* 待解问题 *
将下面的材料逐行照原样抄写一遍，其中的图片略去不抄。

* 材料摘录 *

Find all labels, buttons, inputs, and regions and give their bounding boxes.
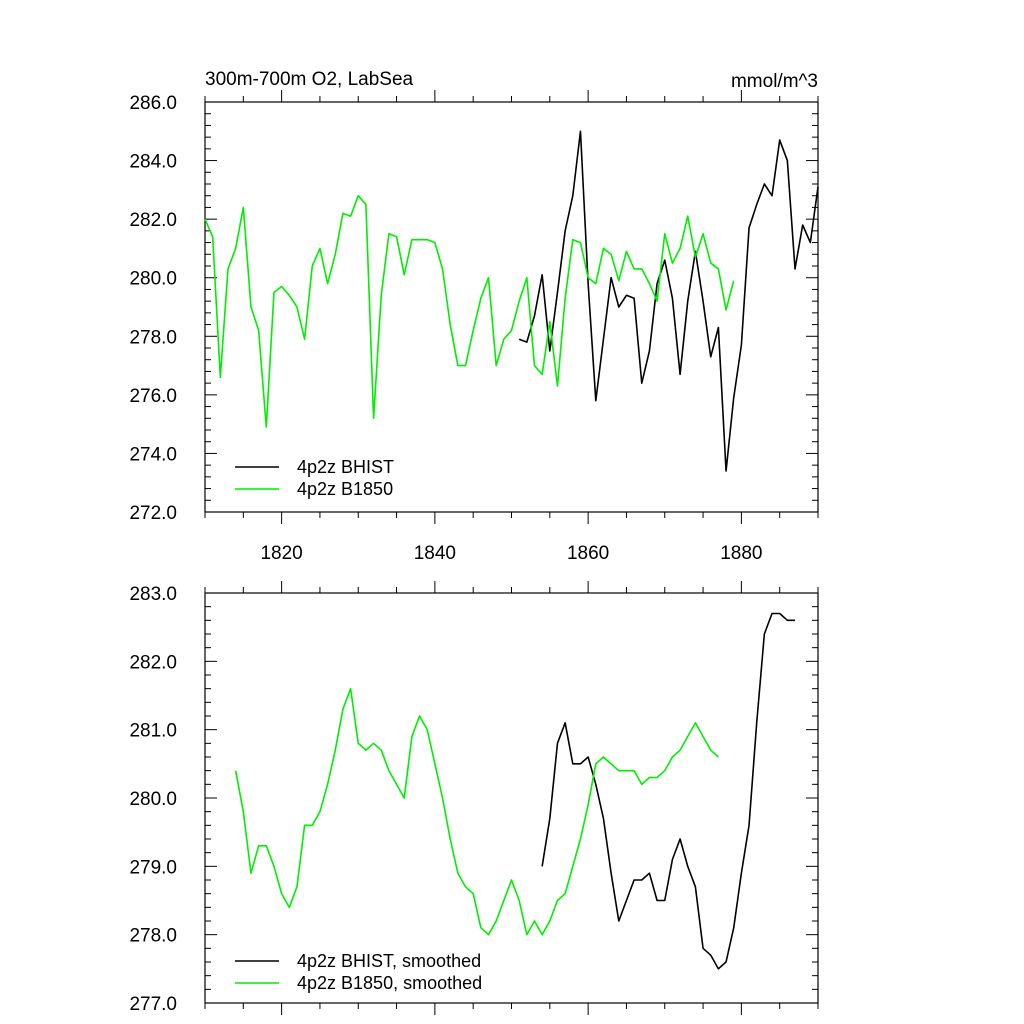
y-tick-label: 284.0 <box>129 152 177 173</box>
series-line-bhist <box>541 612 796 970</box>
y-tick-label: 277.0 <box>129 994 177 1015</box>
y-tick-label: 280.0 <box>129 789 177 810</box>
legend-label: 4p2z BHIST, smoothed <box>297 951 481 971</box>
legend-label: 4p2z B1850, smoothed <box>297 973 482 993</box>
y-tick-label: 272.0 <box>129 503 177 524</box>
bottom-panel: 277.0 278.0 279.0 280.0 281.0 282.0 283.0 4p2z … <box>129 581 819 1015</box>
top-panel: 272.0 274.0 276.0 278.0 280.0 282.0 284.0 286.0… <box>129 69 819 564</box>
x-tick-label: 1840 <box>414 543 456 564</box>
series-line-bhist <box>518 130 819 472</box>
y-tick-label: 286.0 <box>129 93 177 114</box>
legend-label: 4p2z B1850 <box>297 479 393 499</box>
x-tick-label: 1880 <box>720 543 762 564</box>
y-tick-label: 278.0 <box>129 926 177 947</box>
legend-label: 4p2z BHIST <box>297 457 394 477</box>
chart-title: 300m-700m O2, LabSea <box>205 69 414 90</box>
plot-frame <box>204 592 819 1004</box>
y-tick-label: 278.0 <box>129 327 177 348</box>
y-tick-label: 282.0 <box>129 210 177 231</box>
units-label: mmol/m^3 <box>731 71 818 92</box>
x-tick-label: 1860 <box>567 543 609 564</box>
x-tick-label: 1820 <box>260 543 302 564</box>
y-tick-label: 274.0 <box>129 444 177 465</box>
y-tick-label: 276.0 <box>129 386 177 407</box>
y-tick-label: 279.0 <box>129 857 177 878</box>
y-tick-label: 280.0 <box>129 269 177 290</box>
y-tick-label: 281.0 <box>129 721 177 742</box>
series-line-b1850 <box>234 687 719 936</box>
y-tick-label: 282.0 <box>129 652 177 673</box>
y-tick-label: 283.0 <box>129 584 177 605</box>
series-line-b1850 <box>204 194 735 428</box>
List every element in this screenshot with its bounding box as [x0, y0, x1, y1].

* 练习答案 *
Find all labels, buttons, inputs, and regions and give their bounding boxes.
y-tick-label: 284.0 <box>129 152 177 173</box>
series-line-bhist <box>541 612 796 970</box>
y-tick-label: 277.0 <box>129 994 177 1015</box>
y-tick-label: 280.0 <box>129 789 177 810</box>
legend-label: 4p2z BHIST, smoothed <box>297 951 481 971</box>
legend-label: 4p2z B1850, smoothed <box>297 973 482 993</box>
y-tick-label: 272.0 <box>129 503 177 524</box>
bottom-panel: 277.0 278.0 279.0 280.0 281.0 282.0 283.0 4p2z … <box>129 581 819 1015</box>
top-panel: 272.0 274.0 276.0 278.0 280.0 282.0 284.0 286.0… <box>129 69 819 564</box>
x-tick-label: 1840 <box>414 543 456 564</box>
series-line-bhist <box>518 130 819 472</box>
y-tick-label: 286.0 <box>129 93 177 114</box>
legend-label: 4p2z B1850 <box>297 479 393 499</box>
x-tick-label: 1880 <box>720 543 762 564</box>
y-tick-label: 278.0 <box>129 926 177 947</box>
legend-label: 4p2z BHIST <box>297 457 394 477</box>
chart-title: 300m-700m O2, LabSea <box>205 69 414 90</box>
plot-frame <box>204 592 819 1004</box>
y-tick-label: 278.0 <box>129 327 177 348</box>
y-tick-label: 282.0 <box>129 210 177 231</box>
units-label: mmol/m^3 <box>731 71 818 92</box>
x-tick-label: 1860 <box>567 543 609 564</box>
x-tick-label: 1820 <box>260 543 302 564</box>
y-tick-label: 274.0 <box>129 444 177 465</box>
y-tick-label: 276.0 <box>129 386 177 407</box>
y-tick-label: 279.0 <box>129 857 177 878</box>
y-tick-label: 280.0 <box>129 269 177 290</box>
y-tick-label: 281.0 <box>129 721 177 742</box>
series-line-b1850 <box>234 687 719 936</box>
y-tick-label: 282.0 <box>129 652 177 673</box>
y-tick-label: 283.0 <box>129 584 177 605</box>
series-line-b1850 <box>204 194 735 428</box>
List every element in this screenshot with its bounding box as [x0, y0, x1, y1].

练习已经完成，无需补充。